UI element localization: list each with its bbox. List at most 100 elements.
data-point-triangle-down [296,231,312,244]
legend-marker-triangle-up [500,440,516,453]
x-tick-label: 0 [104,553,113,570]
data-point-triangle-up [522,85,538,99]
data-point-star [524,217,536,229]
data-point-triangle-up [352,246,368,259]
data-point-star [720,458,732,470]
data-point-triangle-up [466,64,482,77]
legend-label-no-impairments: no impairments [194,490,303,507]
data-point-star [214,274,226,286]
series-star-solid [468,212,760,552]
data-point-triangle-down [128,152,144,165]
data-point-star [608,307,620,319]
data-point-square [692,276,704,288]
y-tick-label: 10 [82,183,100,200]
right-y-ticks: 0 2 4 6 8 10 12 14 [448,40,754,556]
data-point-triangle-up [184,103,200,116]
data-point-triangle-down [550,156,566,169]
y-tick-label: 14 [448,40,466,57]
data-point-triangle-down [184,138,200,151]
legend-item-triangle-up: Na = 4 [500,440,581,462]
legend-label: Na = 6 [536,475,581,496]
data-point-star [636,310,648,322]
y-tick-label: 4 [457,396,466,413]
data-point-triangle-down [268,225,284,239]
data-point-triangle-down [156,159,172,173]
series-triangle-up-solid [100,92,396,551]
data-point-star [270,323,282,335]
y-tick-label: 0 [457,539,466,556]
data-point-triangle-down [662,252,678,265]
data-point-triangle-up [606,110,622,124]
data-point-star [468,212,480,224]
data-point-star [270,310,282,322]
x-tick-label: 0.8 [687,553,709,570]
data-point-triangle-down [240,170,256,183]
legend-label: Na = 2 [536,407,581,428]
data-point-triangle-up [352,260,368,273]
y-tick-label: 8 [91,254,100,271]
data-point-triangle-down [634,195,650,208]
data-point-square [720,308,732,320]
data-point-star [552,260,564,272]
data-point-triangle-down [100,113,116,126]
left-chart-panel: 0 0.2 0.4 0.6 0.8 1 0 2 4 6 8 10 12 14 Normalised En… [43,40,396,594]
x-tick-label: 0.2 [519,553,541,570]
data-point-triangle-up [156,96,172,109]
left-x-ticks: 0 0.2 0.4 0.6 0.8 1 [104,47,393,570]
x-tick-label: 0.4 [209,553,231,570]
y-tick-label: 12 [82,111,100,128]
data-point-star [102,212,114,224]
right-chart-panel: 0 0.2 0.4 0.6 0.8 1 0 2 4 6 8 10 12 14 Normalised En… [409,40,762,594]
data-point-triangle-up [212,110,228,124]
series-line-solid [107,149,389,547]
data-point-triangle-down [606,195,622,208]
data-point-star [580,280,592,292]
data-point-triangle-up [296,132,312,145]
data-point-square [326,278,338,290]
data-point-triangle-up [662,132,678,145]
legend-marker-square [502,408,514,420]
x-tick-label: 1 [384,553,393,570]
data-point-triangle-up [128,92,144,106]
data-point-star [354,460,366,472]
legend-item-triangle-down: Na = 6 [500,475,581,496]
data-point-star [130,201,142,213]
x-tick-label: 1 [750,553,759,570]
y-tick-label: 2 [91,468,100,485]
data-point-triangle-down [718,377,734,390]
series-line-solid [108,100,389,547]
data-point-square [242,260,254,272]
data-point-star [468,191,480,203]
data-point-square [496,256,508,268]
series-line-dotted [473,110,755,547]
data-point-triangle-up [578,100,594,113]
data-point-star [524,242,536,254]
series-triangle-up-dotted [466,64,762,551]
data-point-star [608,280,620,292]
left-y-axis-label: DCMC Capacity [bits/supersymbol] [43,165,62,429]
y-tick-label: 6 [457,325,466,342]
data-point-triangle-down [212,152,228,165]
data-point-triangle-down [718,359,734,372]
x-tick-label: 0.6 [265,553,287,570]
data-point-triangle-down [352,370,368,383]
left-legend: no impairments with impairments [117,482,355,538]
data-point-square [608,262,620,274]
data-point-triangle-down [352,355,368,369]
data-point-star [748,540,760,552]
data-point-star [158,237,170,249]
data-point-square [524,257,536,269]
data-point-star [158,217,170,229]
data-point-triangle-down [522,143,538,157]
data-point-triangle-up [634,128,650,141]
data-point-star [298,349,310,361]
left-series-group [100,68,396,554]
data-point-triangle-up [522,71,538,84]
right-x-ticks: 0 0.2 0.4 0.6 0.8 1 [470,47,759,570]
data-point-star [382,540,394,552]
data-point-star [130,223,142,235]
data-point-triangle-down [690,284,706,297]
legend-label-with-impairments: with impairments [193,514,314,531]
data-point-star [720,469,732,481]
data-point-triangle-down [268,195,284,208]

---

Reproduce verbatim every line from the start of the records up to and including the line that contains "data-point-triangle-up [184,103,200,116]".

> _RESPONSE TO THE TASK_:
UI element localization: list each with its bbox. List at most 100 elements.
data-point-triangle-down [296,231,312,244]
legend-marker-triangle-up [500,440,516,453]
x-tick-label: 0 [104,553,113,570]
data-point-triangle-up [522,85,538,99]
data-point-star [524,217,536,229]
data-point-triangle-up [352,246,368,259]
data-point-star [720,458,732,470]
data-point-triangle-up [466,64,482,77]
legend-label-no-impairments: no impairments [194,490,303,507]
data-point-star [214,274,226,286]
series-star-solid [468,212,760,552]
data-point-triangle-down [128,152,144,165]
data-point-star [608,307,620,319]
data-point-square [692,276,704,288]
y-tick-label: 10 [82,183,100,200]
right-y-ticks: 0 2 4 6 8 10 12 14 [448,40,754,556]
data-point-triangle-up [184,103,200,116]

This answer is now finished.